DATA FOR THE TASK:
------------------------------------------------

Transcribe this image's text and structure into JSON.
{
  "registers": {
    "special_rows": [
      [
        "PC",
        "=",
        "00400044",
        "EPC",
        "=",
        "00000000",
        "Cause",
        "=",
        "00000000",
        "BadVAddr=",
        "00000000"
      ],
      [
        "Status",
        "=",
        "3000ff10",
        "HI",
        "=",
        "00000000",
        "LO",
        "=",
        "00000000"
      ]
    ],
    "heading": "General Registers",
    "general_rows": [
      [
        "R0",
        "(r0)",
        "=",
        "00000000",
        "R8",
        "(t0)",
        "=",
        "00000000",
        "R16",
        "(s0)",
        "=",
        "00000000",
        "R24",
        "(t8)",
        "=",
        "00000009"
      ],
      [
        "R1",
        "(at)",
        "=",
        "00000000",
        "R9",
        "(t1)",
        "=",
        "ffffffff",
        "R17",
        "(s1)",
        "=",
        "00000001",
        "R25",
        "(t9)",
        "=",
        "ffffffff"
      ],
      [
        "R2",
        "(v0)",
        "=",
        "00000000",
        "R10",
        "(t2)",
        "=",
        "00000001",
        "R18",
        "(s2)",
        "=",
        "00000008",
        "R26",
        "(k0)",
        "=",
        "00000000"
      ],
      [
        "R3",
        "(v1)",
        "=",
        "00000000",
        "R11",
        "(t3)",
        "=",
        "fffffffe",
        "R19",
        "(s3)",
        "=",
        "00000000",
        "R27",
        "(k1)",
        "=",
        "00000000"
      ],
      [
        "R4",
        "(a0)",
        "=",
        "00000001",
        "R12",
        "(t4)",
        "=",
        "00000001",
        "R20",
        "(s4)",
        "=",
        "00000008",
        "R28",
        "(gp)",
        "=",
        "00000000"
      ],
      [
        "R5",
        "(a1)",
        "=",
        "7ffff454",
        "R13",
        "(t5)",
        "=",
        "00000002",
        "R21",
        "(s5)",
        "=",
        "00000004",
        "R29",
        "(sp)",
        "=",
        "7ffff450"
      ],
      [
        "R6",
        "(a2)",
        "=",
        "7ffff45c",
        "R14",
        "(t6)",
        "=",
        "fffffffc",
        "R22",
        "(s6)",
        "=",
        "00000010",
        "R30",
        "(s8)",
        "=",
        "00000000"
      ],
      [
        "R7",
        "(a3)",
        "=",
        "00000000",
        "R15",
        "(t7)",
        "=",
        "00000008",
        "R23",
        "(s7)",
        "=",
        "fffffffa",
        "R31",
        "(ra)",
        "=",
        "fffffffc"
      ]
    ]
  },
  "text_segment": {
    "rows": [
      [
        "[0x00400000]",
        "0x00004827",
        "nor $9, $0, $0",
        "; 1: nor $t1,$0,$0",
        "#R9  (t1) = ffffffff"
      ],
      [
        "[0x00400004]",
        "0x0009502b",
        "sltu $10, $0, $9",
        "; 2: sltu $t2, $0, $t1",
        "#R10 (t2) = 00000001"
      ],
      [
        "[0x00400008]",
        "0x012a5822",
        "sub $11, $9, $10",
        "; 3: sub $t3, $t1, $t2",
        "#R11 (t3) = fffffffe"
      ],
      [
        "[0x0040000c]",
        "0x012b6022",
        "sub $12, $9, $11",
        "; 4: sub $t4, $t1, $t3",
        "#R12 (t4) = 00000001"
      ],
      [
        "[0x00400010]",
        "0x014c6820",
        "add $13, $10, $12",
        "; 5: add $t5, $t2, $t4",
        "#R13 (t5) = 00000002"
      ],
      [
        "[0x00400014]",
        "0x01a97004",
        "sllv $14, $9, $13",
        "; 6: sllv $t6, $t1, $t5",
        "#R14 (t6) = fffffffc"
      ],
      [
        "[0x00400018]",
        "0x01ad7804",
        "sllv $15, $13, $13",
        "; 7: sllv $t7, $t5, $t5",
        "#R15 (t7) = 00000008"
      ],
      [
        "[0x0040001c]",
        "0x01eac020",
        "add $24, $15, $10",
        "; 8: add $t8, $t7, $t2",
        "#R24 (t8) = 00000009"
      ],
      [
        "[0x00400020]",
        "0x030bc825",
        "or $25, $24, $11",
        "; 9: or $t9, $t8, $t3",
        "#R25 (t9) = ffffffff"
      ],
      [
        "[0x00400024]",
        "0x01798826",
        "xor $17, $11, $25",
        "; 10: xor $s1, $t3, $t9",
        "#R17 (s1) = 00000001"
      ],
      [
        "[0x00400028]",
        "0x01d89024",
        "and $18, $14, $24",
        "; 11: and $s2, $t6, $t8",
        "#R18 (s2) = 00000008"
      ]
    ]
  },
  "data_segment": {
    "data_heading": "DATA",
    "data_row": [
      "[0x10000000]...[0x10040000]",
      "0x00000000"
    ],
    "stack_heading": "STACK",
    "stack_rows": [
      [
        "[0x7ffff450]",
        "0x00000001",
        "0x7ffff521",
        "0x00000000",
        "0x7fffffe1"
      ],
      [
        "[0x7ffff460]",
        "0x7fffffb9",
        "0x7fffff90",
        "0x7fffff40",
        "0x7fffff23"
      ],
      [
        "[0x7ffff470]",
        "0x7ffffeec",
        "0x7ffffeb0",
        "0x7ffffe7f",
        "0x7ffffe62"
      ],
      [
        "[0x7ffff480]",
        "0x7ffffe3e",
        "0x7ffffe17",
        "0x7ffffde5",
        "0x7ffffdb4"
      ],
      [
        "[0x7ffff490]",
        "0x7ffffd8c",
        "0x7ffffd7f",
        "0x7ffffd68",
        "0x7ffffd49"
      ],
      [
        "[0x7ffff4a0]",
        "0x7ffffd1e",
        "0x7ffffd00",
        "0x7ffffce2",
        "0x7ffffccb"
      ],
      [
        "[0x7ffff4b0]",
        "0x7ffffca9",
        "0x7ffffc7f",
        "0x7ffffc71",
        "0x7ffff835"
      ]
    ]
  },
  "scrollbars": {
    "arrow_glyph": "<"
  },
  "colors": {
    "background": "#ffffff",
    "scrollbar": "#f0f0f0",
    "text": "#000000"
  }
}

------------------------------------------------

REQUIRED TASK: Transcribe all of the lines in the records precisely.

ANSWER TO THIS EXERCISE:
Transcribe this image's text and structure into JSON.
{
  "registers": {
    "special_rows": [
      [
        "PC",
        "=",
        "00400044",
        "EPC",
        "=",
        "00000000",
        "Cause",
        "=",
        "00000000",
        "BadVAddr=",
        "00000000"
      ],
      [
        "Status",
        "=",
        "3000ff10",
        "HI",
        "=",
        "00000000",
        "LO",
        "=",
        "00000000"
      ]
    ],
    "heading": "General Registers",
    "general_rows": [
      [
        "R0",
        "(r0)",
        "=",
        "00000000",
        "R8",
        "(t0)",
        "=",
        "00000000",
        "R16",
        "(s0)",
        "=",
        "00000000",
        "R24",
        "(t8)",
        "=",
        "00000009"
      ],
      [
        "R1",
        "(at)",
        "=",
        "00000000",
        "R9",
        "(t1)",
        "=",
        "ffffffff",
        "R17",
        "(s1)",
        "=",
        "00000001",
        "R25",
        "(t9)",
        "=",
        "ffffffff"
      ],
      [
        "R2",
        "(v0)",
        "=",
        "00000000",
        "R10",
        "(t2)",
        "=",
        "00000001",
        "R18",
        "(s2)",
        "=",
        "00000008",
        "R26",
        "(k0)",
        "=",
        "00000000"
      ],
      [
        "R3",
        "(v1)",
        "=",
        "00000000",
        "R11",
        "(t3)",
        "=",
        "fffffffe",
        "R19",
        "(s3)",
        "=",
        "00000000",
        "R27",
        "(k1)",
        "=",
        "00000000"
      ],
      [
        "R4",
        "(a0)",
        "=",
        "00000001",
        "R12",
        "(t4)",
        "=",
        "00000001",
        "R20",
        "(s4)",
        "=",
        "00000008",
        "R28",
        "(gp)",
        "=",
        "00000000"
      ],
      [
        "R5",
        "(a1)",
        "=",
        "7ffff454",
        "R13",
        "(t5)",
        "=",
        "00000002",
        "R21",
        "(s5)",
        "=",
        "00000004",
        "R29",
        "(sp)",
        "=",
        "7ffff450"
      ],
      [
        "R6",
        "(a2)",
        "=",
        "7ffff45c",
        "R14",
        "(t6)",
        "=",
        "fffffffc",
        "R22",
        "(s6)",
        "=",
        "00000010",
        "R30",
        "(s8)",
        "=",
        "00000000"
      ],
      [
        "R7",
        "(a3)",
        "=",
        "00000000",
        "R15",
        "(t7)",
        "=",
        "00000008",
        "R23",
        "(s7)",
        "=",
        "fffffffa",
        "R31",
        "(ra)",
        "=",
        "fffffffc"
      ]
    ]
  },
  "text_segment": {
    "rows": [
      [
        "[0x00400000]",
        "0x00004827",
        "nor $9, $0, $0",
        "; 1: nor $t1,$0,$0",
        "#R9  (t1) = ffffffff"
      ],
      [
        "[0x00400004]",
        "0x0009502b",
        "sltu $10, $0, $9",
        "; 2: sltu $t2, $0, $t1",
        "#R10 (t2) = 00000001"
      ],
      [
        "[0x00400008]",
        "0x012a5822",
        "sub $11, $9, $10",
        "; 3: sub $t3, $t1, $t2",
        "#R11 (t3) = fffffffe"
      ],
      [
        "[0x0040000c]",
        "0x012b6022",
        "sub $12, $9, $11",
        "; 4: sub $t4, $t1, $t3",
        "#R12 (t4) = 00000001"
      ],
      [
        "[0x00400010]",
        "0x014c6820",
        "add $13, $10, $12",
        "; 5: add $t5, $t2, $t4",
        "#R13 (t5) = 00000002"
      ],
      [
        "[0x00400014]",
        "0x01a97004",
        "sllv $14, $9, $13",
        "; 6: sllv $t6, $t1, $t5",
        "#R14 (t6) = fffffffc"
      ],
      [
        "[0x00400018]",
        "0x01ad7804",
        "sllv $15, $13, $13",
        "; 7: sllv $t7, $t5, $t5",
        "#R15 (t7) = 00000008"
      ],
      [
        "[0x0040001c]",
        "0x01eac020",
        "add $24, $15, $10",
        "; 8: add $t8, $t7, $t2",
        "#R24 (t8) = 00000009"
      ],
      [
        "[0x00400020]",
        "0x030bc825",
        "or $25, $24, $11",
        "; 9: or $t9, $t8, $t3",
        "#R25 (t9) = ffffffff"
      ],
      [
        "[0x00400024]",
        "0x01798826",
        "xor $17, $11, $25",
        "; 10: xor $s1, $t3, $t9",
        "#R17 (s1) = 00000001"
      ],
      [
        "[0x00400028]",
        "0x01d89024",
        "and $18, $14, $24",
        "; 11: and $s2, $t6, $t8",
        "#R18 (s2) = 00000008"
      ]
    ]
  },
  "data_segment": {
    "data_heading": "DATA",
    "data_row": [
      "[0x10000000]...[0x10040000]",
      "0x00000000"
    ],
    "stack_heading": "STACK",
    "stack_rows": [
      [
        "[0x7ffff450]",
        "0x00000001",
        "0x7ffff521",
        "0x00000000",
        "0x7fffffe1"
      ],
      [
        "[0x7ffff460]",
        "0x7fffffb9",
        "0x7fffff90",
        "0x7fffff40",
        "0x7fffff23"
      ],
      [
        "[0x7ffff470]",
        "0x7ffffeec",
        "0x7ffffeb0",
        "0x7ffffe7f",
        "0x7ffffe62"
      ],
      [
        "[0x7ffff480]",
        "0x7ffffe3e",
        "0x7ffffe17",
        "0x7ffffde5",
        "0x7ffffdb4"
      ],
      [
        "[0x7ffff490]",
        "0x7ffffd8c",
        "0x7ffffd7f",
        "0x7ffffd68",
        "0x7ffffd49"
      ],
      [
        "[0x7ffff4a0]",
        "0x7ffffd1e",
        "0x7ffffd00",
        "0x7ffffce2",
        "0x7ffffccb"
      ],
      [
        "[0x7ffff4b0]",
        "0x7ffffca9",
        "0x7ffffc7f",
        "0x7ffffc71",
        "0x7ffff835"
      ]
    ]
  },
  "scrollbars": {
    "arrow_glyph": "<"
  },
  "colors": {
    "background": "#ffffff",
    "scrollbar": "#f0f0f0",
    "text": "#000000"
  }
}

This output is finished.